**Your task**:
Write out all of the records precisely. Skip anything that is a picture.

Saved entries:
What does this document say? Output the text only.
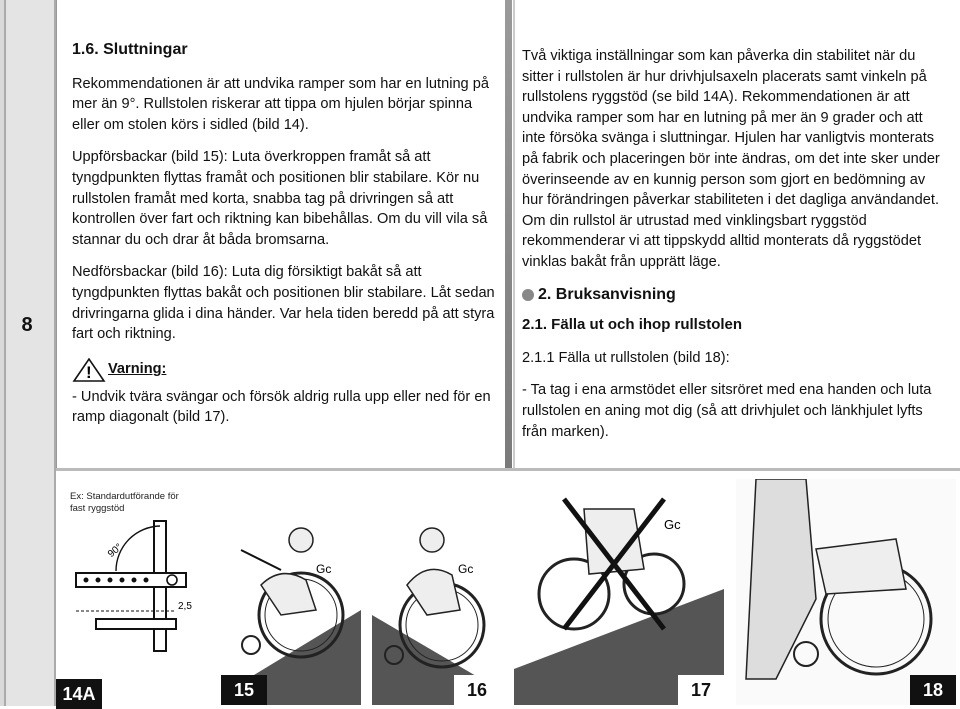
8
1.6. Sluttningar

Rekommendationen är att undvika ramper som har en lutning på mer än 9°. Rullstolen riskerar att tippa om hjulen börjar spinna eller om stolen körs i sidled (bild 14).

Uppförsbackar (bild 15): Luta överkroppen framåt så att tyngdpunkten flyttas framåt och positionen blir stabilare. Kör nu rullstolen framåt med korta, snabba tag på drivringen så att kontrollen över fart och riktning kan bibehållas. Om du vill vila så stannar du och drar åt båda bromsarna.

Nedförsbackar (bild 16): Luta dig försiktigt bakåt så att tyngdpunkten flyttas bakåt och positionen blir stabilare. Låt sedan drivringarna glida i dina händer. Var hela tiden beredd på att styra fart och riktning.

! Varning:

- Undvik tvära svängar och försök aldrig rulla upp eller ned för en ramp diagonalt (bild 17).

Två viktiga inställningar som kan påverka din stabilitet när du sitter i rullstolen är hur drivhjulsaxeln placerats samt vinkeln på rullstolens ryggstöd (se bild 14A). Rekommendationen är att undvika ramper som har en lutning på mer än 9 grader och att inte försöka svänga i sluttningar. Hjulen har vanligtvis monterats på fabrik och placeringen bör inte ändras, om det inte sker under överinseende av en kunnig person som gjort en bedömning av hur förändringen påverkar stabiliteten i det dagliga användandet. Om din rullstol är utrustad med vinklingsbart ryggstöd rekommenderar vi att tippskydd alltid monterats då ryggstödet vinklas bakåt från upprätt läge.

2. Bruksanvisning
2.1. Fälla ut och ihop rullstolen

2.1.1 Fälla ut rullstolen (bild 18):

- Ta tag i ena armstödet eller sitsröret med ena handen och luta rullstolen en aning mot dig (så att drivhjulet och länkhjulet lyfts från marken).

Ex: Standardutförande för fast ryggstöd
90°
2,5
14A
Gc
15
Gc
16
Gc
17	18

**Task response**:
What does this document say? Output the text only.
8
1.6. Sluttningar

Rekommendationen är att undvika ramper som har en lutning på mer än 9°. Rullstolen riskerar att tippa om hjulen börjar spinna eller om stolen körs i sidled (bild 14).

Uppförsbackar (bild 15): Luta överkroppen framåt så att tyngdpunkten flyttas framåt och positionen blir stabilare. Kör nu rullstolen framåt med korta, snabba tag på drivringen så att kontrollen över fart och riktning kan bibehållas. Om du vill vila så stannar du och drar åt båda bromsarna.

Nedförsbackar (bild 16): Luta dig försiktigt bakåt så att tyngdpunkten flyttas bakåt och positionen blir stabilare. Låt sedan drivringarna glida i dina händer. Var hela tiden beredd på att styra fart och riktning.

! Varning:

- Undvik tvära svängar och försök aldrig rulla upp eller ned för en ramp diagonalt (bild 17).

Två viktiga inställningar som kan påverka din stabilitet när du sitter i rullstolen är hur drivhjulsaxeln placerats samt vinkeln på rullstolens ryggstöd (se bild 14A). Rekommendationen är att undvika ramper som har en lutning på mer än 9 grader och att inte försöka svänga i sluttningar. Hjulen har vanligtvis monterats på fabrik och placeringen bör inte ändras, om det inte sker under överinseende av en kunnig person som gjort en bedömning av hur förändringen påverkar stabiliteten i det dagliga användandet. Om din rullstol är utrustad med vinklingsbart ryggstöd rekommenderar vi att tippskydd alltid monterats då ryggstödet vinklas bakåt från upprätt läge.

2. Bruksanvisning
2.1. Fälla ut och ihop rullstolen

2.1.1 Fälla ut rullstolen (bild 18):

- Ta tag i ena armstödet eller sitsröret med ena handen och luta rullstolen en aning mot dig (så att drivhjulet och länkhjulet lyfts från marken).

Ex: Standardutförande för fast ryggstöd
90°
2,5
14A
Gc
15
Gc
16
Gc
17	18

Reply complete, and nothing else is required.